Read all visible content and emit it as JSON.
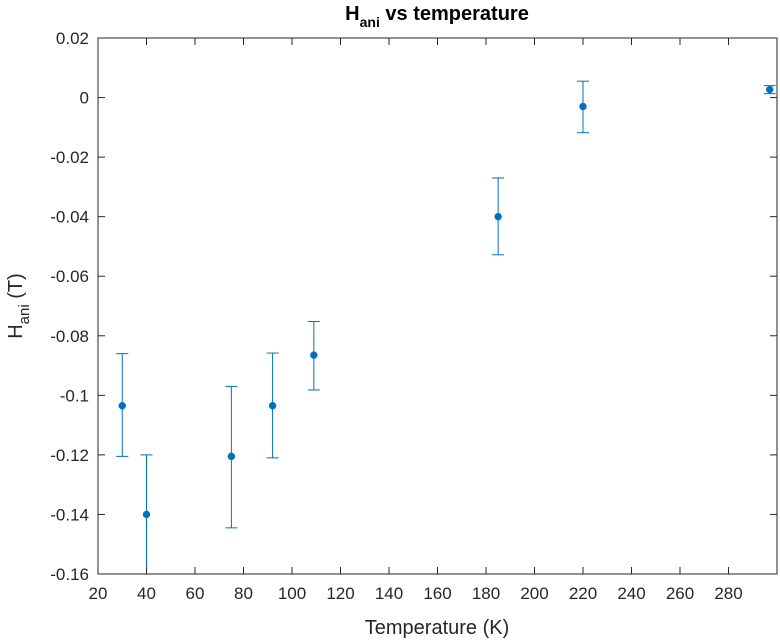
{
  "chart_data": {
    "type": "scatter",
    "title": {
      "main": "H",
      "sub": "ani",
      "rest": " vs temperature"
    },
    "xlabel": "Temperature (K)",
    "ylabel": {
      "main": "H",
      "sub": "ani",
      "rest": " (T)"
    },
    "xlim": [
      20,
      300
    ],
    "ylim": [
      -0.16,
      0.02
    ],
    "xticks": [
      20,
      40,
      60,
      80,
      100,
      120,
      140,
      160,
      180,
      200,
      220,
      240,
      260,
      280
    ],
    "xtick_labels": [
      "20",
      "40",
      "60",
      "80",
      "100",
      "120",
      "140",
      "160",
      "180",
      "200",
      "220",
      "240",
      "260",
      "280"
    ],
    "yticks": [
      -0.16,
      -0.14,
      -0.12,
      -0.1,
      -0.08,
      -0.06,
      -0.04,
      -0.02,
      0,
      0.02
    ],
    "ytick_labels": [
      "-0.16",
      "-0.14",
      "-0.12",
      "-0.1",
      "-0.08",
      "-0.06",
      "-0.04",
      "-0.02",
      "0",
      "0.02"
    ],
    "grid": false,
    "color": "#0072bd",
    "series": [
      {
        "points": [
          {
            "x": 30,
            "y": -0.1035,
            "lower": -0.1205,
            "upper": -0.086
          },
          {
            "x": 40,
            "y": -0.14,
            "lower": -0.16,
            "upper": -0.12
          },
          {
            "x": 75,
            "y": -0.1205,
            "lower": -0.1445,
            "upper": -0.097
          },
          {
            "x": 92,
            "y": -0.1035,
            "lower": -0.121,
            "upper": -0.0858
          },
          {
            "x": 109,
            "y": -0.0865,
            "lower": -0.0982,
            "upper": -0.0752
          },
          {
            "x": 185,
            "y": -0.04,
            "lower": -0.0528,
            "upper": -0.027
          },
          {
            "x": 220,
            "y": -0.003,
            "lower": -0.0118,
            "upper": 0.0055
          },
          {
            "x": 297,
            "y": 0.0027,
            "lower": 0.0013,
            "upper": 0.004
          }
        ]
      }
    ]
  }
}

----

YOUR OBJECTIVE:
Filter the entries down to the lines containing "upper". Copy each of those lines.

CORRECT OUTPUT:
            "upper": -0.086
            "upper": -0.12
            "upper": -0.097
            "upper": -0.0858
            "upper": -0.0752
            "upper": -0.027
            "upper": 0.0055
            "upper": 0.004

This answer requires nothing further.